Records for the exercise |
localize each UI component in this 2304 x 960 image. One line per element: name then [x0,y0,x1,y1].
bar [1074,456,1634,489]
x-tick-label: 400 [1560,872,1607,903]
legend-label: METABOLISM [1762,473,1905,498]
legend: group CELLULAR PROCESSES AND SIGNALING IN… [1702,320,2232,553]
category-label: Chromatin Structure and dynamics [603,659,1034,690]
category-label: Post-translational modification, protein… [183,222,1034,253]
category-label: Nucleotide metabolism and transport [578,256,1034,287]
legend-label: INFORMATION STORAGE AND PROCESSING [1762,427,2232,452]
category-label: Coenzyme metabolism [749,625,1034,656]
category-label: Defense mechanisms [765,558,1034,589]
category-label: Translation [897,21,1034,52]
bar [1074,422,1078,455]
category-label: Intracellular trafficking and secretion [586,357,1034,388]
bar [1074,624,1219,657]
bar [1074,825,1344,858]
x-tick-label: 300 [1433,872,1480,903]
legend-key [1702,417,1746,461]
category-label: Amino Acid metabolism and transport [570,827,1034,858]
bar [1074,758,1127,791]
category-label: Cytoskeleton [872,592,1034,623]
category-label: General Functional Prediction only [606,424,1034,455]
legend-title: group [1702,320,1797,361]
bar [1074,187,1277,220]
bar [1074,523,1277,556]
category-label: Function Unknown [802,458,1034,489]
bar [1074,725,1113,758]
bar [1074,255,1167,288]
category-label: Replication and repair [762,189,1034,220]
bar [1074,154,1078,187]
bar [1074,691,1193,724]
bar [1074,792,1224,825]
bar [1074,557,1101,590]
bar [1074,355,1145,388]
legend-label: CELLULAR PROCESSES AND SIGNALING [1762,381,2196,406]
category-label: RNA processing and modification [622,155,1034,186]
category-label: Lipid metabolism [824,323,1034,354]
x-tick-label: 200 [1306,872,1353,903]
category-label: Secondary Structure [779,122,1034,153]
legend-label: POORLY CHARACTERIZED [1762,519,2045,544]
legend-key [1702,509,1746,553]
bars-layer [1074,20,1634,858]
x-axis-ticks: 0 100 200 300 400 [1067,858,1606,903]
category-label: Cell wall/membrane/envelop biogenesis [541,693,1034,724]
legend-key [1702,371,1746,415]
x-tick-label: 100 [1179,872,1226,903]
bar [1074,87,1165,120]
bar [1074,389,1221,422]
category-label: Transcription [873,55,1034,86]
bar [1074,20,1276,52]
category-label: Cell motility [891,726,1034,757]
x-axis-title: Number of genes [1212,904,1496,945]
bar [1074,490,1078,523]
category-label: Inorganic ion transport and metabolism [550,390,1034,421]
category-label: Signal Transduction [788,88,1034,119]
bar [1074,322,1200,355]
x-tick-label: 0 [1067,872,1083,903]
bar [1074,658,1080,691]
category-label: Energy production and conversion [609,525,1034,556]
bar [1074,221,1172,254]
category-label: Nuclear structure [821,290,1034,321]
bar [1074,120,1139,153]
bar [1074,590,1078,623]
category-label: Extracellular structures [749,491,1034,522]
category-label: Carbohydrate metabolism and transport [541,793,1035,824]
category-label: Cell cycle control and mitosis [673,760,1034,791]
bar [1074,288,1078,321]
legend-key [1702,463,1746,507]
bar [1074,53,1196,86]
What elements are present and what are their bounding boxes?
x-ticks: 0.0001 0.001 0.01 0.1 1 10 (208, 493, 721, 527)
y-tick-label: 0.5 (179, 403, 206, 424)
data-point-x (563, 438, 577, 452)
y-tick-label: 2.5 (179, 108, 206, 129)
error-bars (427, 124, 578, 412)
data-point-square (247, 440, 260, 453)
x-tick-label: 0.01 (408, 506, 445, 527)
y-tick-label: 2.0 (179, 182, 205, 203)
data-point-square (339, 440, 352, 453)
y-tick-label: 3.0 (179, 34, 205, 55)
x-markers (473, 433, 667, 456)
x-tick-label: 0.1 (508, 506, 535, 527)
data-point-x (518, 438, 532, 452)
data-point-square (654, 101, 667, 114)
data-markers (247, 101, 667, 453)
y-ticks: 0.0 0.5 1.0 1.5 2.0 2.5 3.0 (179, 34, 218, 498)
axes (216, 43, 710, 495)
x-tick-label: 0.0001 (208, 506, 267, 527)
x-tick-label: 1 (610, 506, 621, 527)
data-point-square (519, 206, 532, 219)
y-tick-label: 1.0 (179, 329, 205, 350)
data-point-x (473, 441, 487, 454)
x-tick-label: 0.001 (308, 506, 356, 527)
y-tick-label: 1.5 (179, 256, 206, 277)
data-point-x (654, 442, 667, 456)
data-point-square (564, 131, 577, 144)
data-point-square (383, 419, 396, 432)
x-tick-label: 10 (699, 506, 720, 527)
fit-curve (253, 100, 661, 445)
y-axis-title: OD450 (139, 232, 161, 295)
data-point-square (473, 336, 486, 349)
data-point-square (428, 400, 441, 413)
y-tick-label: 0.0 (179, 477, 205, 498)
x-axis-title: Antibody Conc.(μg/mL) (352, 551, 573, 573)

Problem description | All lines starting at the one holding "What elements are" and ending at the last line above must be output exactly, and no other line may appear.

Answer box |
What elements are present and what are their bounding boxes?
x-ticks: 0.0001 0.001 0.01 0.1 1 10 (208, 493, 721, 527)
y-tick-label: 0.5 (179, 403, 206, 424)
data-point-x (563, 438, 577, 452)
y-tick-label: 2.5 (179, 108, 206, 129)
error-bars (427, 124, 578, 412)
data-point-square (247, 440, 260, 453)
x-tick-label: 0.01 (408, 506, 445, 527)
y-tick-label: 2.0 (179, 182, 205, 203)
data-point-square (339, 440, 352, 453)
y-tick-label: 3.0 (179, 34, 205, 55)
x-markers (473, 433, 667, 456)
x-tick-label: 0.1 (508, 506, 535, 527)
data-point-x (518, 438, 532, 452)
data-point-square (654, 101, 667, 114)
data-markers (247, 101, 667, 453)
y-ticks: 0.0 0.5 1.0 1.5 2.0 2.5 3.0 (179, 34, 218, 498)
axes (216, 43, 710, 495)
x-tick-label: 0.0001 (208, 506, 267, 527)
x-tick-label: 1 (610, 506, 621, 527)
data-point-square (519, 206, 532, 219)
y-tick-label: 1.0 (179, 329, 205, 350)
data-point-x (473, 441, 487, 454)
x-tick-label: 0.001 (308, 506, 356, 527)
y-tick-label: 1.5 (179, 256, 206, 277)
data-point-x (654, 442, 667, 456)
data-point-square (564, 131, 577, 144)
data-point-square (383, 419, 396, 432)
x-tick-label: 10 (699, 506, 720, 527)
fit-curve (253, 100, 661, 445)
y-axis-title: OD450 (139, 232, 161, 295)
data-point-square (473, 336, 486, 349)
data-point-square (428, 400, 441, 413)
y-tick-label: 0.0 (179, 477, 205, 498)
x-axis-title: Antibody Conc.(μg/mL) (352, 551, 573, 573)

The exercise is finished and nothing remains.